Go through the data and copy every line exactly, but not the images.

Some records:
#####

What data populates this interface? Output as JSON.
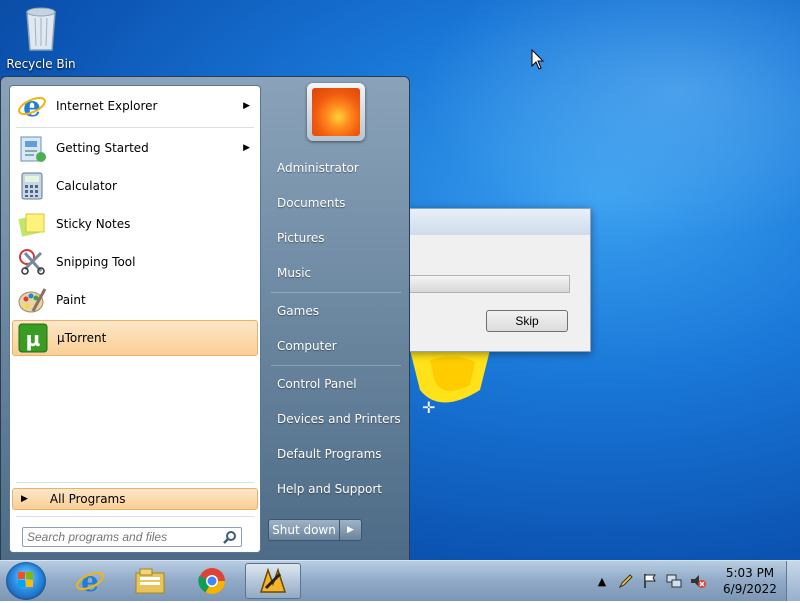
{
  "desktop": {
    "icons": [
      {
        "label": "Recycle Bin",
        "icon": "recycle-bin-icon"
      }
    ]
  },
  "dialog": {
    "skip_label": "Skip",
    "progress": 0
  },
  "start_menu": {
    "programs": [
      {
        "label": "Internet Explorer",
        "icon": "internet-explorer-icon",
        "has_submenu": true
      },
      {
        "label": "Getting Started",
        "icon": "getting-started-icon",
        "has_submenu": true
      },
      {
        "label": "Calculator",
        "icon": "calculator-icon",
        "has_submenu": false
      },
      {
        "label": "Sticky Notes",
        "icon": "sticky-notes-icon",
        "has_submenu": false
      },
      {
        "label": "Snipping Tool",
        "icon": "snipping-tool-icon",
        "has_submenu": false
      },
      {
        "label": "Paint",
        "icon": "paint-icon",
        "has_submenu": false
      },
      {
        "label": "µTorrent",
        "icon": "utorrent-icon",
        "has_submenu": false,
        "highlighted": true
      }
    ],
    "all_programs_label": "All Programs",
    "search_placeholder": "Search programs and files",
    "right_items": [
      "Administrator",
      "Documents",
      "Pictures",
      "Music",
      "Games",
      "Computer",
      "Control Panel",
      "Devices and Printers",
      "Default Programs",
      "Help and Support"
    ],
    "shutdown_label": "Shut down"
  },
  "taskbar": {
    "pinned": [
      "internet-explorer-icon",
      "windows-explorer-icon",
      "chrome-icon",
      "winamp-icon"
    ],
    "tray_icons": [
      "show-hidden-icons-icon",
      "pencil-icon",
      "action-center-flag-icon",
      "network-icon",
      "volume-muted-icon"
    ],
    "clock_time": "5:03 PM",
    "clock_date": "6/9/2022"
  },
  "colors": {
    "highlight": "#fbcf94",
    "desktop_blue": "#1a78d8"
  }
}
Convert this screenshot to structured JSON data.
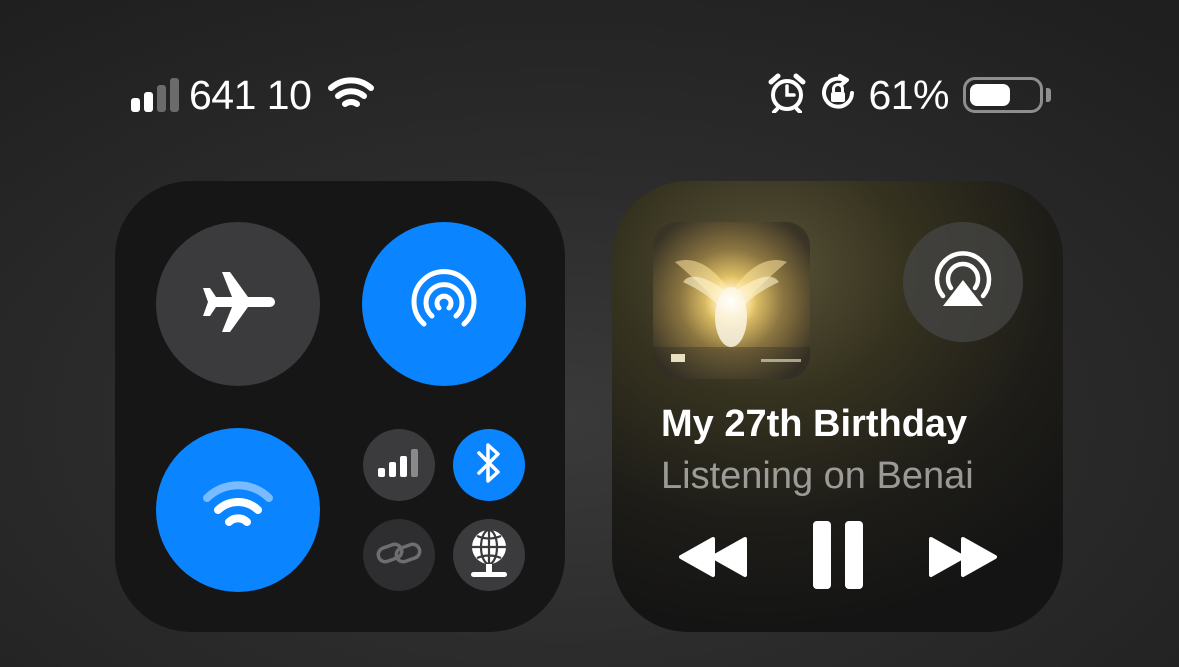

#####

◆ Result of the task:
What data populates this interface? Output as JSON.
{
  "desktop": {
    "icons": [
      {
        "label": "Recycle Bin",
        "icon": "recycle-bin-icon"
      }
    ]
  },
  "dialog": {
    "skip_label": "Skip",
    "progress": 0
  },
  "start_menu": {
    "programs": [
      {
        "label": "Internet Explorer",
        "icon": "internet-explorer-icon",
        "has_submenu": true
      },
      {
        "label": "Getting Started",
        "icon": "getting-started-icon",
        "has_submenu": true
      },
      {
        "label": "Calculator",
        "icon": "calculator-icon",
        "has_submenu": false
      },
      {
        "label": "Sticky Notes",
        "icon": "sticky-notes-icon",
        "has_submenu": false
      },
      {
        "label": "Snipping Tool",
        "icon": "snipping-tool-icon",
        "has_submenu": false
      },
      {
        "label": "Paint",
        "icon": "paint-icon",
        "has_submenu": false
      },
      {
        "label": "µTorrent",
        "icon": "utorrent-icon",
        "has_submenu": false,
        "highlighted": true
      }
    ],
    "all_programs_label": "All Programs",
    "search_placeholder": "Search programs and files",
    "right_items": [
      "Administrator",
      "Documents",
      "Pictures",
      "Music",
      "Games",
      "Computer",
      "Control Panel",
      "Devices and Printers",
      "Default Programs",
      "Help and Support"
    ],
    "shutdown_label": "Shut down"
  },
  "taskbar": {
    "pinned": [
      "internet-explorer-icon",
      "windows-explorer-icon",
      "chrome-icon",
      "winamp-icon"
    ],
    "tray_icons": [
      "show-hidden-icons-icon",
      "pencil-icon",
      "action-center-flag-icon",
      "network-icon",
      "volume-muted-icon"
    ],
    "clock_time": "5:03 PM",
    "clock_date": "6/9/2022"
  },
  "colors": {
    "highlight": "#fbcf94",
    "desktop_blue": "#1a78d8"
  }
}
Convert this screenshot to structured JSON data.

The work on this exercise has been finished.